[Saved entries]

BEGIN

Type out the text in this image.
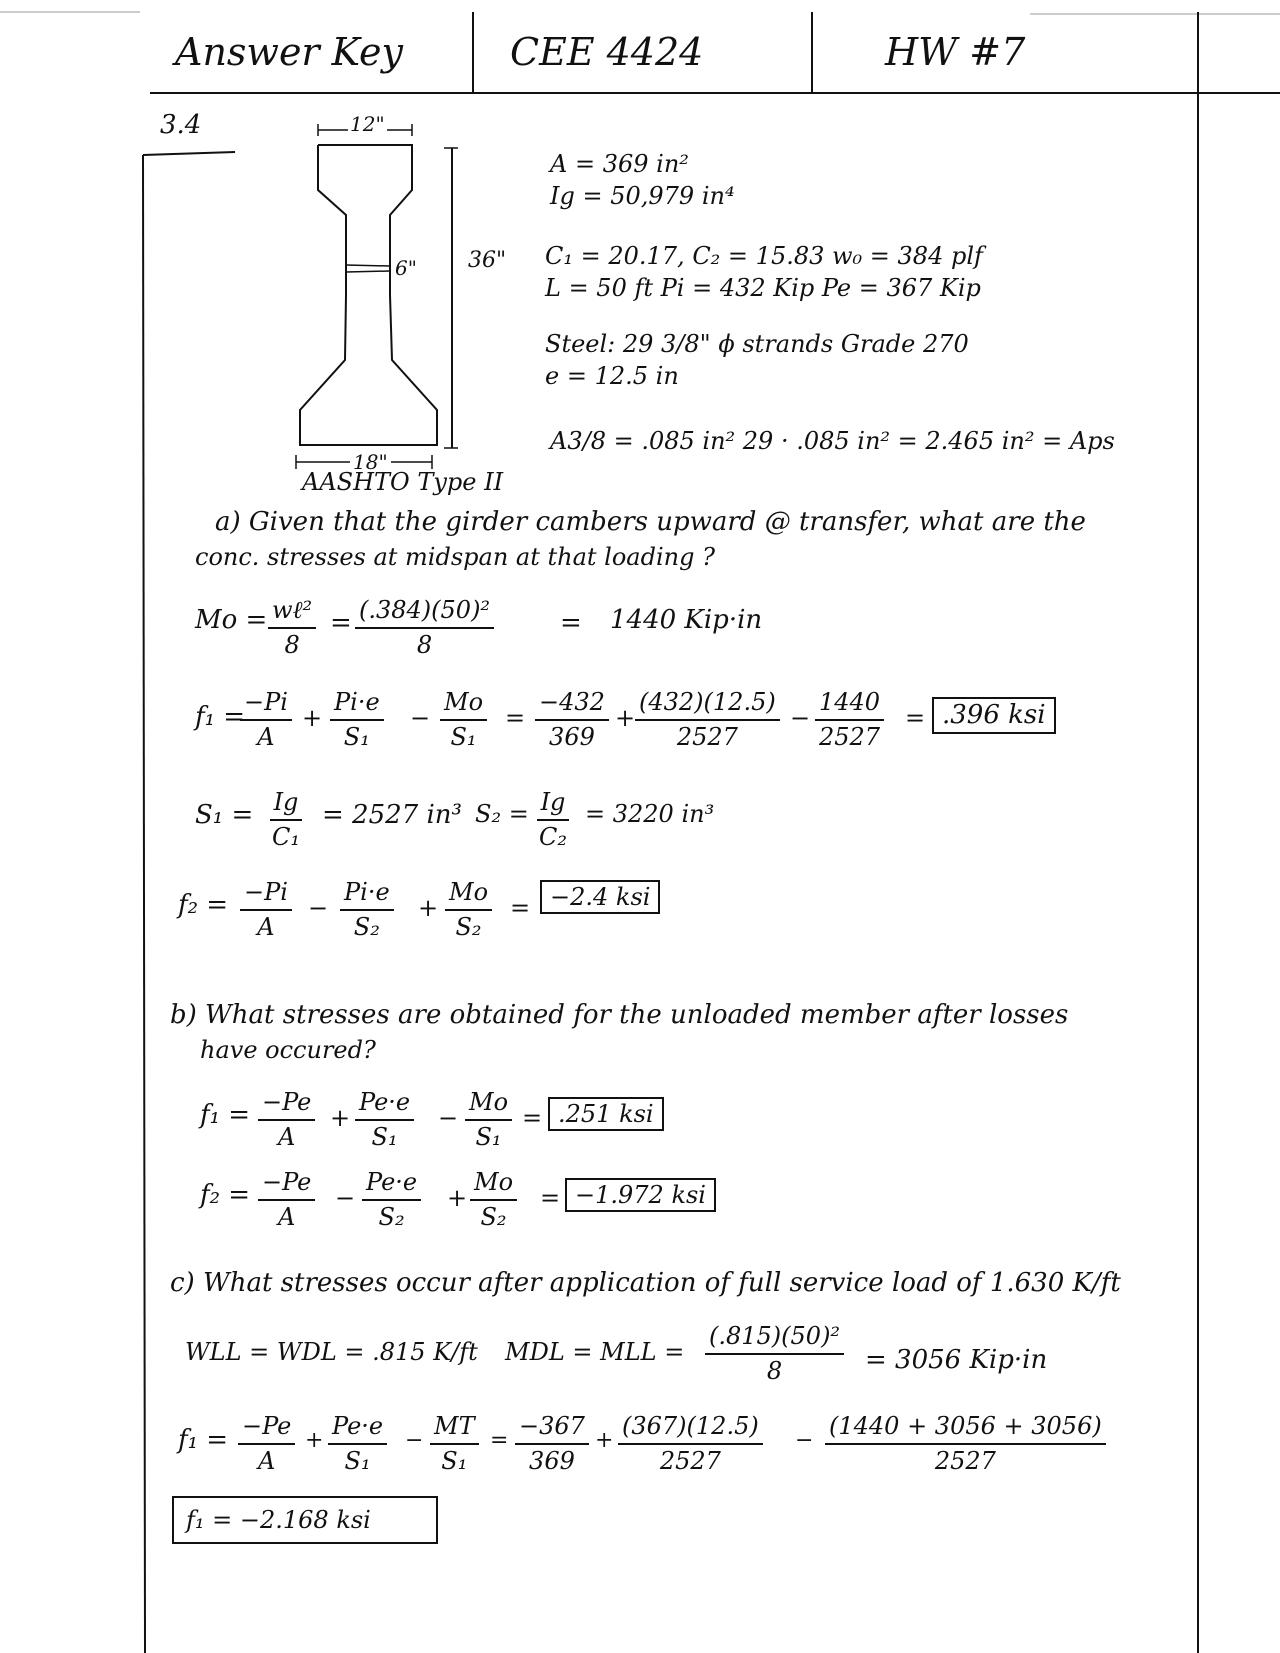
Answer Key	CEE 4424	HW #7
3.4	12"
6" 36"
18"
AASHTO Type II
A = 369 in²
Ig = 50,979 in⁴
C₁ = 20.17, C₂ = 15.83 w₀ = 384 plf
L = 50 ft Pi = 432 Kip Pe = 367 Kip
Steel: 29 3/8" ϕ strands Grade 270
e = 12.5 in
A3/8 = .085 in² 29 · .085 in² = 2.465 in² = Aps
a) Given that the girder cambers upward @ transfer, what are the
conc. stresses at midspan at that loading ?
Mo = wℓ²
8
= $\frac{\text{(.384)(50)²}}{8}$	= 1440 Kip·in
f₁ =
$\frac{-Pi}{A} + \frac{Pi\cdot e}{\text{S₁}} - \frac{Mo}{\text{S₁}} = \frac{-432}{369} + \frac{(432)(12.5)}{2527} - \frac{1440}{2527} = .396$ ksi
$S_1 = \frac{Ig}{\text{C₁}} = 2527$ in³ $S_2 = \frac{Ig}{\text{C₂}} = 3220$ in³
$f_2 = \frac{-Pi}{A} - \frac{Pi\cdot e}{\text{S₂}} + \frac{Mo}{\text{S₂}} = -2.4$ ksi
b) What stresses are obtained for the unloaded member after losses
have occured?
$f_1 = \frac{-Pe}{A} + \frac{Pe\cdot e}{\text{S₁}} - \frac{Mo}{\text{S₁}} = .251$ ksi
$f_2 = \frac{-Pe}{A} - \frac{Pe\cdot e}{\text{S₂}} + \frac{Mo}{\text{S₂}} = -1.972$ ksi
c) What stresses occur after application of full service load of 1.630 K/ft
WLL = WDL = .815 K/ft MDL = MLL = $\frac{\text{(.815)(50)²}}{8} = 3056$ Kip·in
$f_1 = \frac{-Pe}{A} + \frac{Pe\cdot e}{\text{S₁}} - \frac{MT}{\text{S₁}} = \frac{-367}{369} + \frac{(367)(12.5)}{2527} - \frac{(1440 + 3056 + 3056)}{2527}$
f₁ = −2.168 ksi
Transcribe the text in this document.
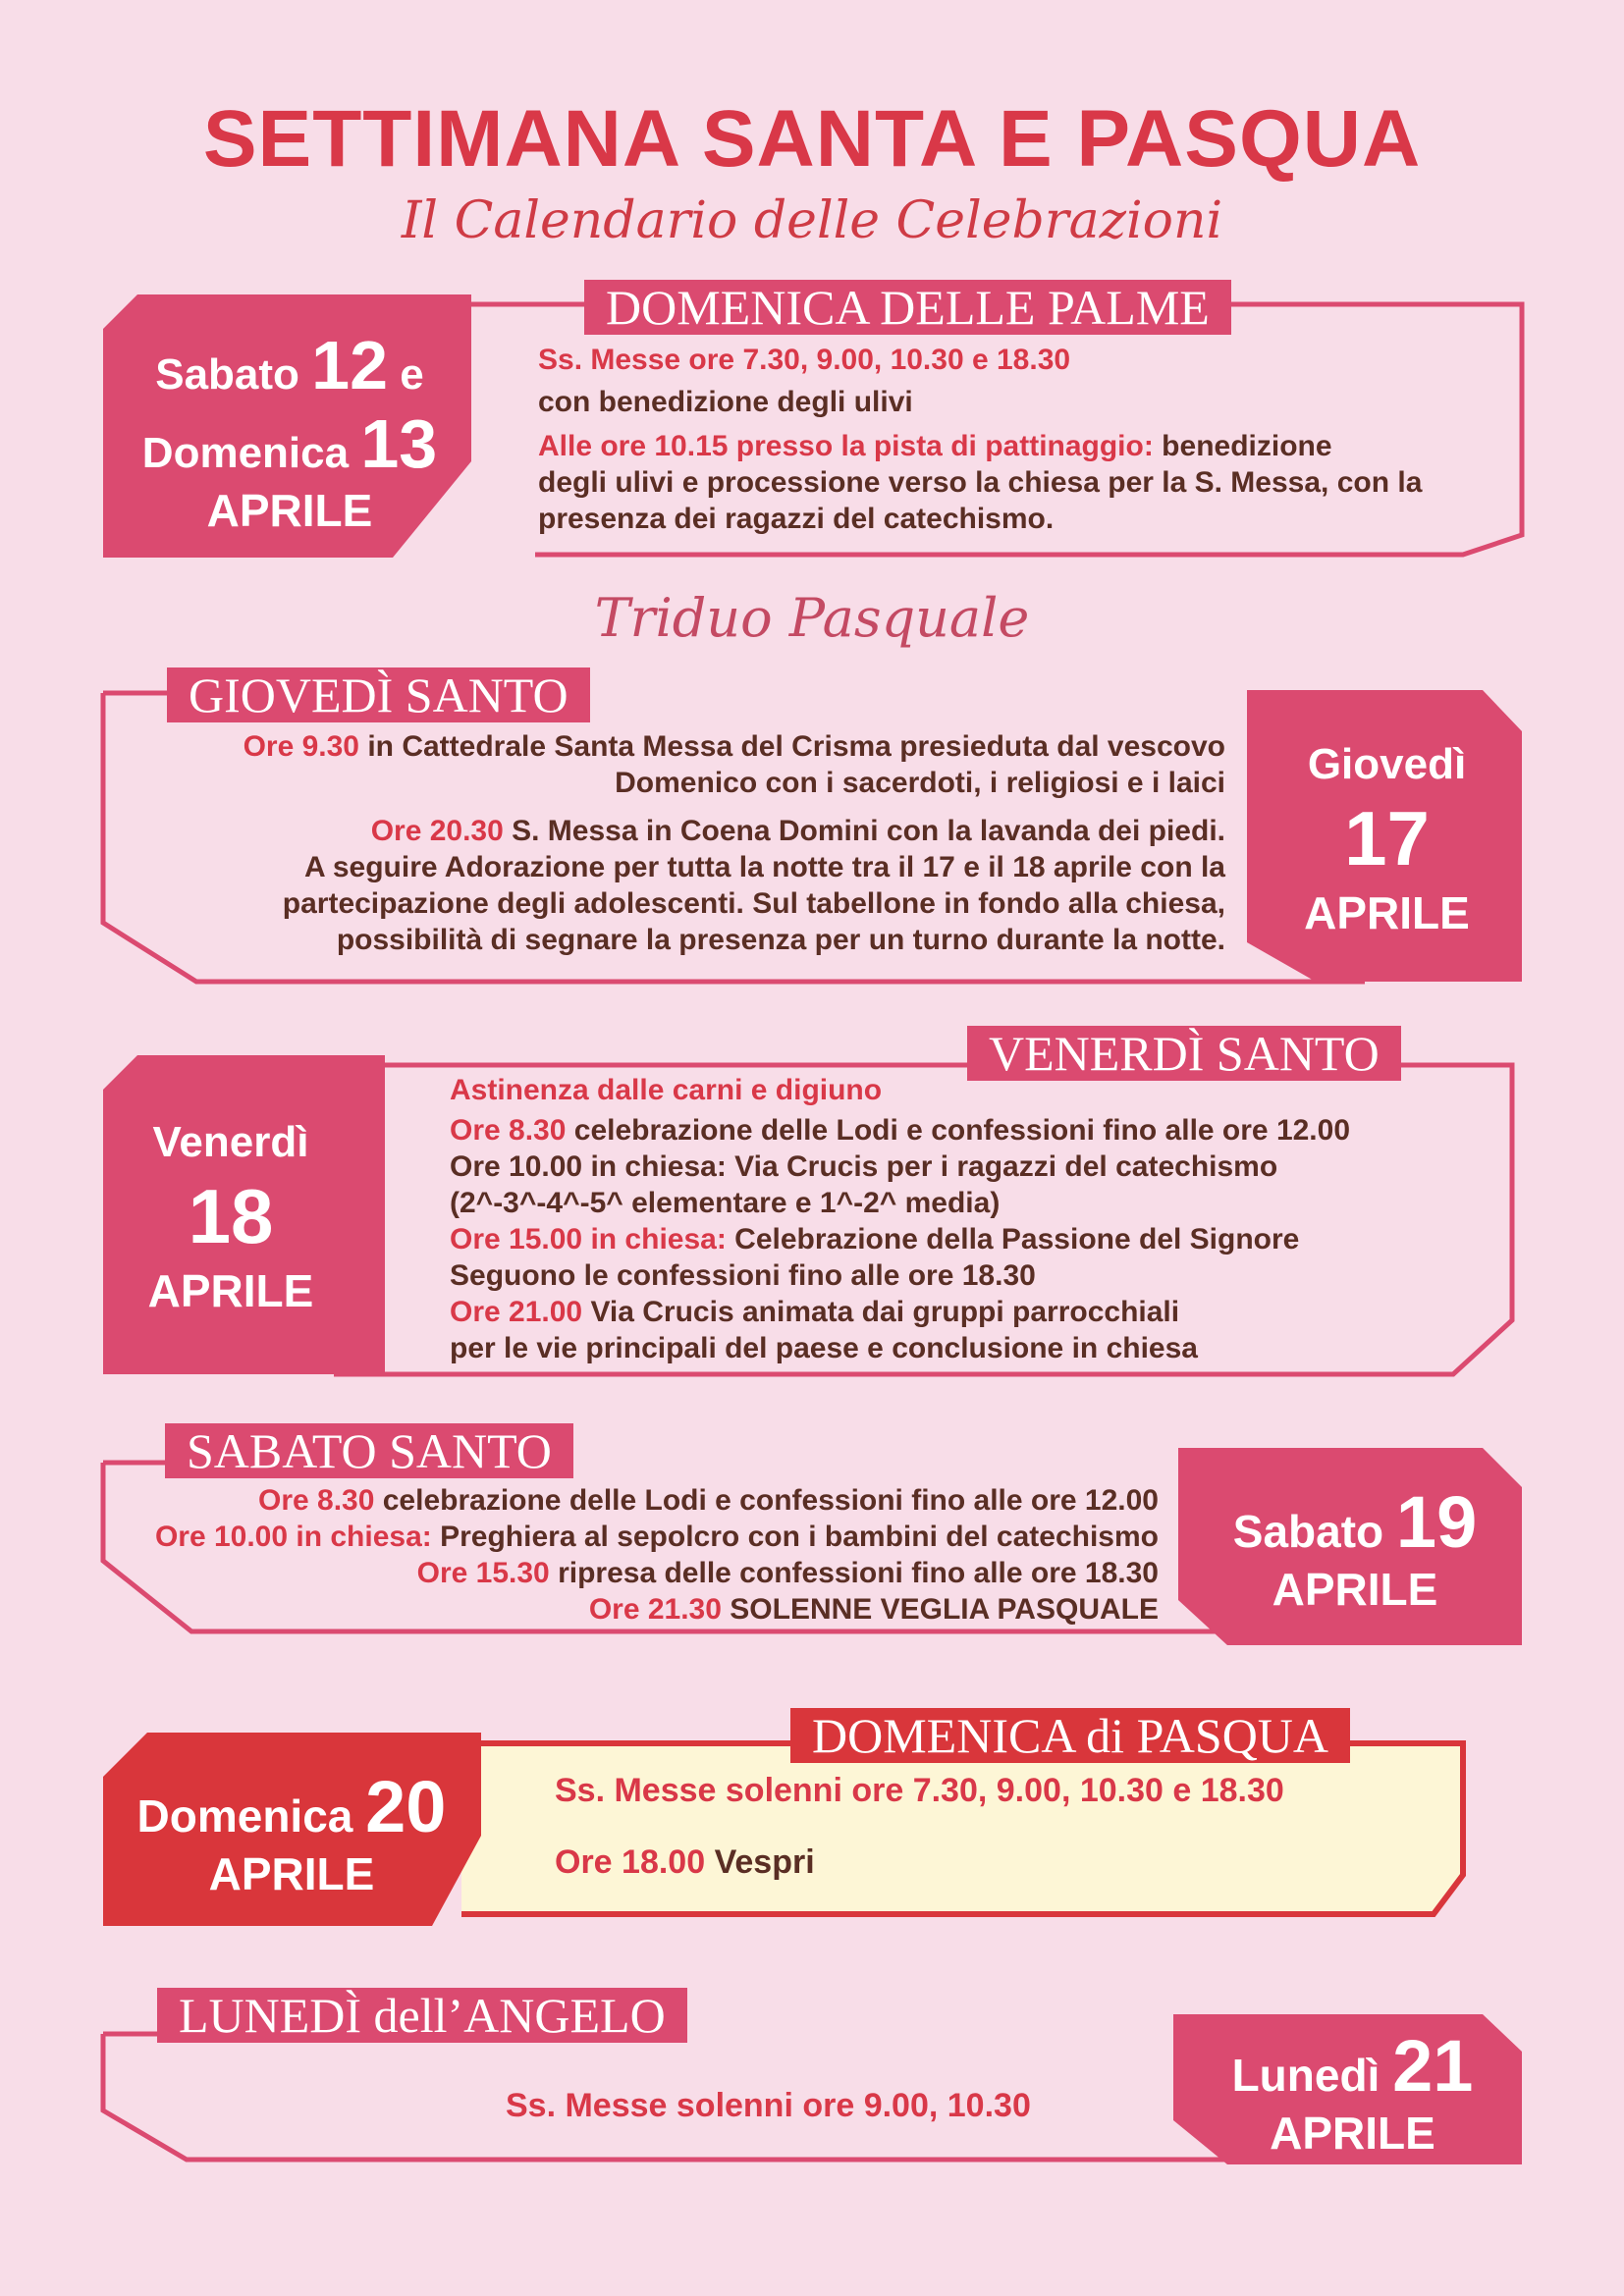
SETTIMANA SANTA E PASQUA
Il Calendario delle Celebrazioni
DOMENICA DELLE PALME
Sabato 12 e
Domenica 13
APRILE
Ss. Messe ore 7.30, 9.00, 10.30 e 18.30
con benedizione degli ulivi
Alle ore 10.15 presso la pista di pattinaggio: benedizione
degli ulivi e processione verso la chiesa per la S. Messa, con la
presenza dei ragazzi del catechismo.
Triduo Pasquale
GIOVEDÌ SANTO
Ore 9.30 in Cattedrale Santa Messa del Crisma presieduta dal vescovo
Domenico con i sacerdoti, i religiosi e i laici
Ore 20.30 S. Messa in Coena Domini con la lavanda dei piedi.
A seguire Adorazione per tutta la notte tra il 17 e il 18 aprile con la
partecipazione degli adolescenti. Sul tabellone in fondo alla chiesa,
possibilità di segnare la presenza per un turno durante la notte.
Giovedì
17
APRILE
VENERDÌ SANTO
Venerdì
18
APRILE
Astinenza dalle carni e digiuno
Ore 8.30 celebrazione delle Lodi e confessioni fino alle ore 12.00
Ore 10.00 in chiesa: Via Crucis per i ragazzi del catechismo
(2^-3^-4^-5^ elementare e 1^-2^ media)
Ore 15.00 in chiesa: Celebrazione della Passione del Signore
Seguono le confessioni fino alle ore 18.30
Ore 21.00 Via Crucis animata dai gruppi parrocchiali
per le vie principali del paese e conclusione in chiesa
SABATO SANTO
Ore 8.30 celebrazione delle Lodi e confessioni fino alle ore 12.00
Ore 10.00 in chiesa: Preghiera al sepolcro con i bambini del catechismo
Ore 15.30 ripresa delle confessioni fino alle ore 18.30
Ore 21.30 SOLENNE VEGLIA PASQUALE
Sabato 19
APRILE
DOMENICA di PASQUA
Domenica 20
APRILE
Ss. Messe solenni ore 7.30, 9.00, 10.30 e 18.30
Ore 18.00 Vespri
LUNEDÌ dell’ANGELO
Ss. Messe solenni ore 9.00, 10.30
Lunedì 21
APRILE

END

■ Set task:
From the listing above, copy every line that includes the word "ragazzi".

■ Solution:
presenza dei ragazzi del catechismo.
Ore 10.00 in chiesa: Via Crucis per i ragazzi del catechismo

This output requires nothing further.